* BEGIN PROVIDED DATA *

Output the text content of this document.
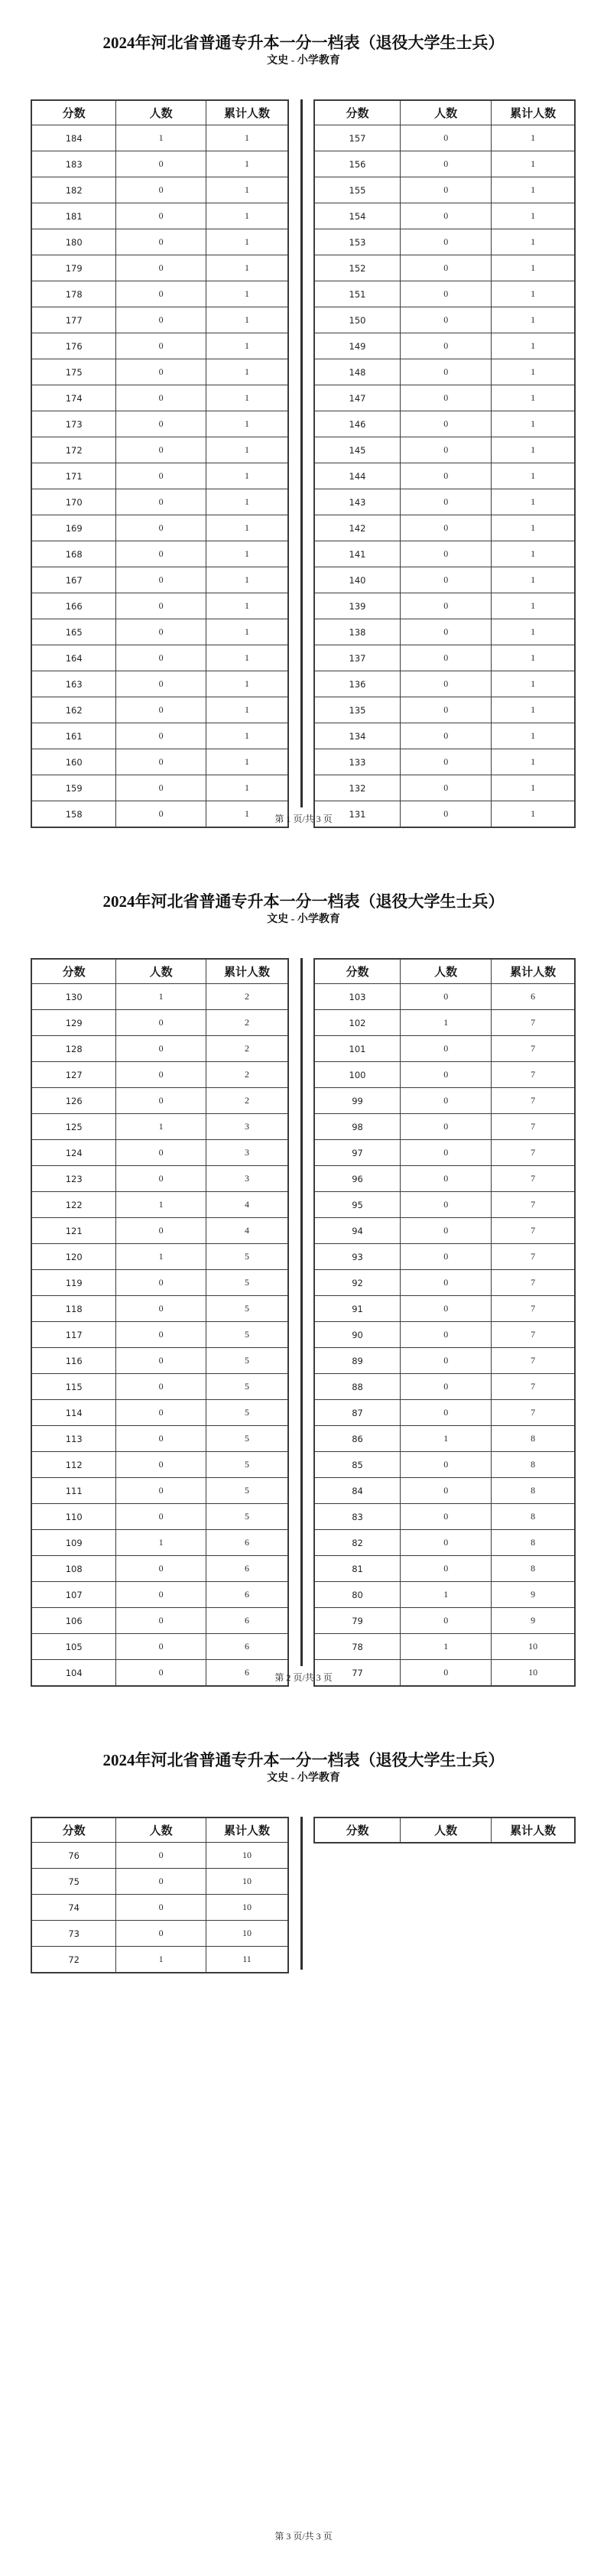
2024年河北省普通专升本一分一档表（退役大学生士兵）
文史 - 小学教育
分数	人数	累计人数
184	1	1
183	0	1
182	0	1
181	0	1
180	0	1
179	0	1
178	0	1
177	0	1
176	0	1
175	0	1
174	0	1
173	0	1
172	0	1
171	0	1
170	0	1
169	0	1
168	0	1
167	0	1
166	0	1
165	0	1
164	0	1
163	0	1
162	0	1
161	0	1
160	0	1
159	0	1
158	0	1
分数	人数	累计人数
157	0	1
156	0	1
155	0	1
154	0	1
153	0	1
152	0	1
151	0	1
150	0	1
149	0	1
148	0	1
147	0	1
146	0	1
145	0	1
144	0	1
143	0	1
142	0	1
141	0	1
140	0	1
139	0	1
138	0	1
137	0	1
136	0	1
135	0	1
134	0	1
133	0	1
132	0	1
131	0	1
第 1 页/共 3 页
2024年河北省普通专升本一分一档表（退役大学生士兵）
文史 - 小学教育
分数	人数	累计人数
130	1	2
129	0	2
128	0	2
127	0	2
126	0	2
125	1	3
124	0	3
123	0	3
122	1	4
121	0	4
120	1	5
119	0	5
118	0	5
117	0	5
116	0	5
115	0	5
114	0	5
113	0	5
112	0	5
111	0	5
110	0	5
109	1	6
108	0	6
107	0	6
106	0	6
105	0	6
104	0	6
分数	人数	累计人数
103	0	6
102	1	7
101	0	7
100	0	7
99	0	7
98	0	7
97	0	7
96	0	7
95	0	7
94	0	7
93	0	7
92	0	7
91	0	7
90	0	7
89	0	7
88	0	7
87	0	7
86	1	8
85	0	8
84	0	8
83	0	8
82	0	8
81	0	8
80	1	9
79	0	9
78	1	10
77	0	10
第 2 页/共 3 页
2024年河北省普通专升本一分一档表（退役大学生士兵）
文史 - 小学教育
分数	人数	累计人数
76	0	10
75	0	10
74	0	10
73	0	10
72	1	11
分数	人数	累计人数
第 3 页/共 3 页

* END PROVIDED DATA *
* BEGIN PROVIDED DATA *

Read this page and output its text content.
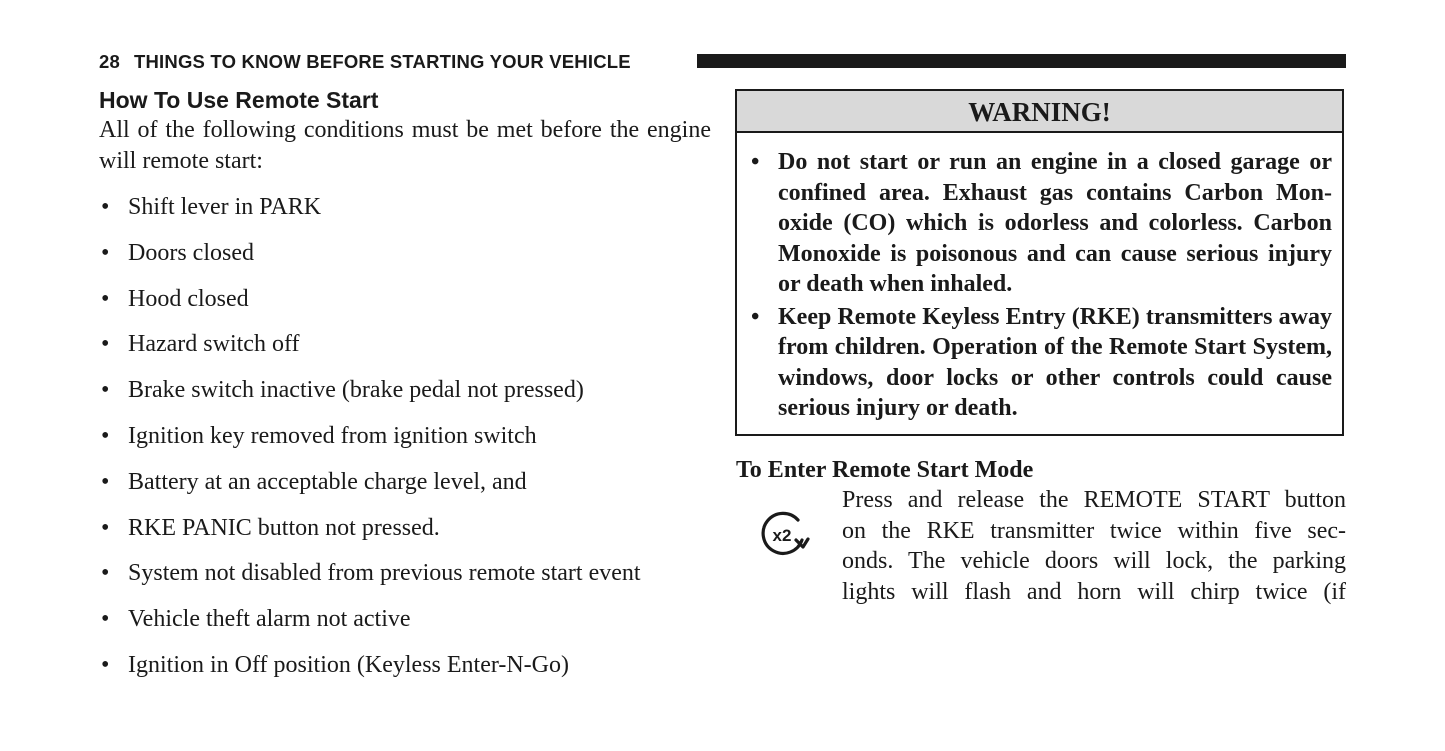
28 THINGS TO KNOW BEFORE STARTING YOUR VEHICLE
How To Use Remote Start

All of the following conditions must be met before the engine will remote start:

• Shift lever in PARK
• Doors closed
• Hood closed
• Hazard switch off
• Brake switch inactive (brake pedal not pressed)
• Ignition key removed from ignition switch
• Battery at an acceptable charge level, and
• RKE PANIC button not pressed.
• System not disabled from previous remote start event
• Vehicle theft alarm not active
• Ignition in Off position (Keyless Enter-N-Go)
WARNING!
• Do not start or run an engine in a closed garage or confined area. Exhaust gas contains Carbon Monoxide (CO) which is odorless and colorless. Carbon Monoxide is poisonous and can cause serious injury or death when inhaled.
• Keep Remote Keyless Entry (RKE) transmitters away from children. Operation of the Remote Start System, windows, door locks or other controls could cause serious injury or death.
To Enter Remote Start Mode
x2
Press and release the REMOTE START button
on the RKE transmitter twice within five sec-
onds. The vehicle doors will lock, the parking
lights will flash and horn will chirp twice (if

* END PROVIDED DATA *
* BEGIN PROVIDED DATA *

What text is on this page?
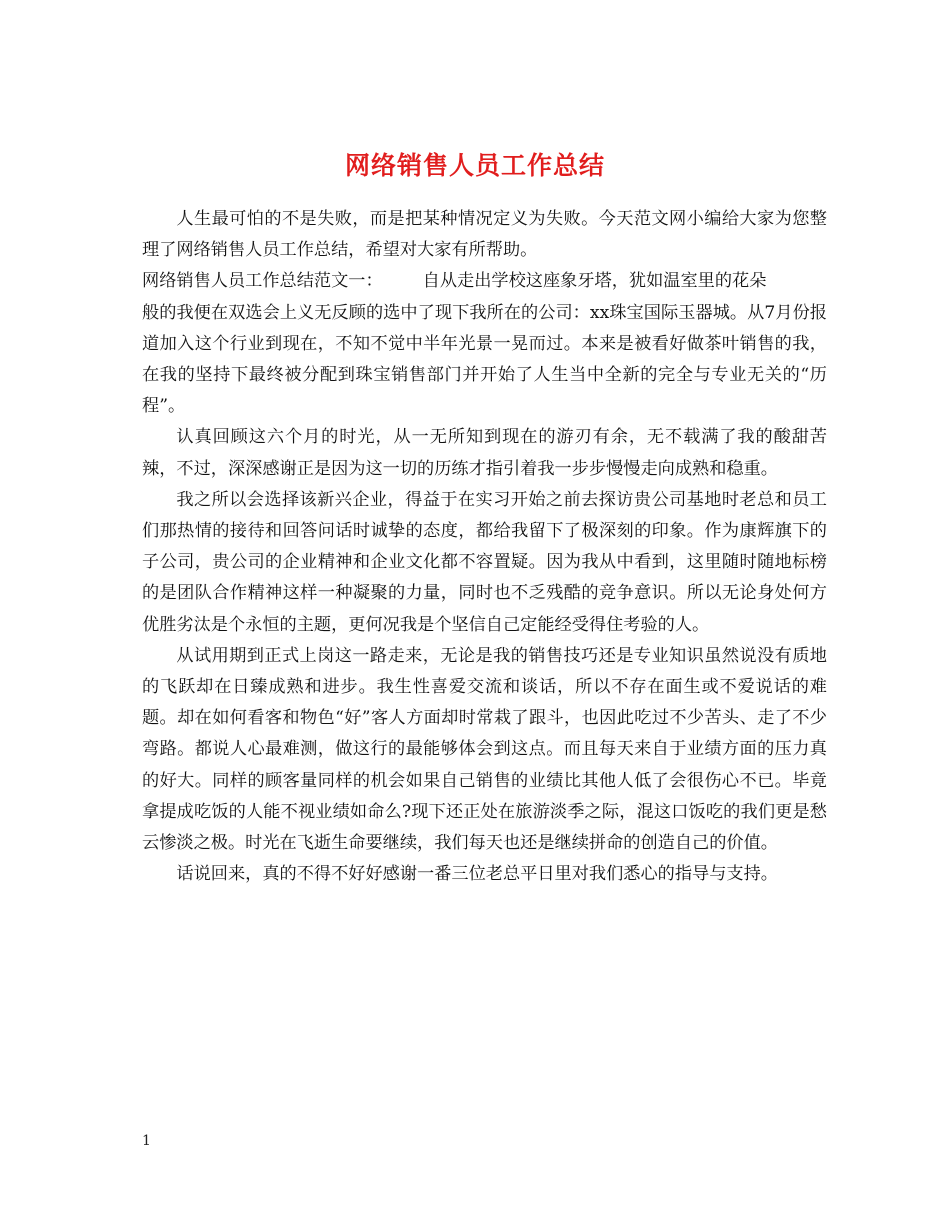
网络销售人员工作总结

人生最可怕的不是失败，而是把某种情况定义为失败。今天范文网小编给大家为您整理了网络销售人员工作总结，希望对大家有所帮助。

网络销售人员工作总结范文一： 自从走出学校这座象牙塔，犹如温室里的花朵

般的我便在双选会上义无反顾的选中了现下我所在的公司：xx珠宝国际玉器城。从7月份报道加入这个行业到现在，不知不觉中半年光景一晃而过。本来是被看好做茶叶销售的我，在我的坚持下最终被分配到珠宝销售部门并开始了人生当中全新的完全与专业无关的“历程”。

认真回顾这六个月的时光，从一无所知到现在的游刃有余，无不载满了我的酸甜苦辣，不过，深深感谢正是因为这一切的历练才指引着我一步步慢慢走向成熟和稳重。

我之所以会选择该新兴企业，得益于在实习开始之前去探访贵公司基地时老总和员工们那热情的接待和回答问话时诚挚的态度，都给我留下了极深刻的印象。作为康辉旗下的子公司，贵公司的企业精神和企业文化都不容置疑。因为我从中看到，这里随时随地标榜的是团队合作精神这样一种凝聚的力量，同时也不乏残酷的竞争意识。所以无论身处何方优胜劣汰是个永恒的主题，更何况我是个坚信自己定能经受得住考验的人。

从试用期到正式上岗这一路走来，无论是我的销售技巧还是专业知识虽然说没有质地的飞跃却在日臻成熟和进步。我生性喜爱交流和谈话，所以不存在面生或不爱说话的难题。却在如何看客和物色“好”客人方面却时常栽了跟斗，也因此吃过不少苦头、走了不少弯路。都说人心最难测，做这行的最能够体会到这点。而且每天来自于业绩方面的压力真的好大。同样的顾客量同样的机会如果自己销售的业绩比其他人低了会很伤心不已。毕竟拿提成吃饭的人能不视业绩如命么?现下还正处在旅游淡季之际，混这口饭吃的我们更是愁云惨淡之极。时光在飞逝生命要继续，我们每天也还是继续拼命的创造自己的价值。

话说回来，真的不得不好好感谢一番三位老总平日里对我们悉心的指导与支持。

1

* END PROVIDED DATA *

Select and copy every line of the listing with the word "content".

Output the text content of this document.
Read this page and output its text content.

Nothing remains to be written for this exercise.